WHAT YOU HAVE TO DO
Looking through the listing, how many of its lines hold the word "logo"? Answer with only the number.

*** RECORD EXTRACTS

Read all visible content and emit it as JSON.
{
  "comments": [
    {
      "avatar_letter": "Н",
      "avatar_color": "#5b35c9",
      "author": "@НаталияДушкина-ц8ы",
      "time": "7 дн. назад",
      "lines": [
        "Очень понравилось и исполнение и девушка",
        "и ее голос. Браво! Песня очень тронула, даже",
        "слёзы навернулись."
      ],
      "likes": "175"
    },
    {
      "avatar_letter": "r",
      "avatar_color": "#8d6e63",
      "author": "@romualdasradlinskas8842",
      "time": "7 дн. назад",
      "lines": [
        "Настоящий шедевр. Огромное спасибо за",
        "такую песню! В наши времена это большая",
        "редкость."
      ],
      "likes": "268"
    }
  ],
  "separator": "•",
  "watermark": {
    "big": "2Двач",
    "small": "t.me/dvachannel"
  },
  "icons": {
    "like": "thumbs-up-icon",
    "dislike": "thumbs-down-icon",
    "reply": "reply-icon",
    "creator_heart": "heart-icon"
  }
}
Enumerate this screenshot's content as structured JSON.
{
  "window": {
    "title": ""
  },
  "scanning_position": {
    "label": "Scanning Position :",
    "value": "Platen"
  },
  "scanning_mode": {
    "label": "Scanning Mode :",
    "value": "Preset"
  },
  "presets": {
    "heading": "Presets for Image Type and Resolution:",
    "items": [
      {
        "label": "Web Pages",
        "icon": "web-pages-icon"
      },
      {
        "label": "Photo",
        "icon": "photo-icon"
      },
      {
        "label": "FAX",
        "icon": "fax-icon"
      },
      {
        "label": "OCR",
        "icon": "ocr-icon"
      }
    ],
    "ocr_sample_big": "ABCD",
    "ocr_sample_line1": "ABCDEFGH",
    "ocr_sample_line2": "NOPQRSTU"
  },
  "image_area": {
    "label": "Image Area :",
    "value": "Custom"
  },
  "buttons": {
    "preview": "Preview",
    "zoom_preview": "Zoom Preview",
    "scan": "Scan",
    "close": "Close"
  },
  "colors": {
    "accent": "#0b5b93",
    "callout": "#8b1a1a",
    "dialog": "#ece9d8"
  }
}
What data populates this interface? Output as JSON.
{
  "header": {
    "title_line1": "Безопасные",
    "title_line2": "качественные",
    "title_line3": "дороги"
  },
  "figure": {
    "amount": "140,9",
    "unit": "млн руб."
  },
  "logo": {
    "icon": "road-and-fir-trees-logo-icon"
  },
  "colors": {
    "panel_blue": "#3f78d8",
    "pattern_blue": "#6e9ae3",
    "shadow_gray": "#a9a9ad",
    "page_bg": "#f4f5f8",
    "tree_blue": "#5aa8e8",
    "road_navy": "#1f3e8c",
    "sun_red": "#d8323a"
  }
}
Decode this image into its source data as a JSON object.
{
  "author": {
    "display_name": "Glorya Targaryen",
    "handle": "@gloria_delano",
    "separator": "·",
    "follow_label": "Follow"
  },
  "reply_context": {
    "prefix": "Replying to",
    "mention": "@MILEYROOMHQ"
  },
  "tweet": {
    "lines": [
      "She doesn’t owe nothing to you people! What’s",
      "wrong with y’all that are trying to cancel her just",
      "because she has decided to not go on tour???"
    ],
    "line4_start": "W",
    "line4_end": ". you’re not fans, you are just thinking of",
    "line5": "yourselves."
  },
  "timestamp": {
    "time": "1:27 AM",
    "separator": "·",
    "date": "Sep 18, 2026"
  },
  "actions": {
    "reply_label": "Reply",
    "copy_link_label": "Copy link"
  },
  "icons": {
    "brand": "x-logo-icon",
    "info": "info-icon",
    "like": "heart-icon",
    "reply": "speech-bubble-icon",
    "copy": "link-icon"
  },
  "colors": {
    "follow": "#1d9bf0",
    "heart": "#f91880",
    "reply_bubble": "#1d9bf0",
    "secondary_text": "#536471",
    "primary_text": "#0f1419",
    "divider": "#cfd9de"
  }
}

******

FULL SOLUTION
3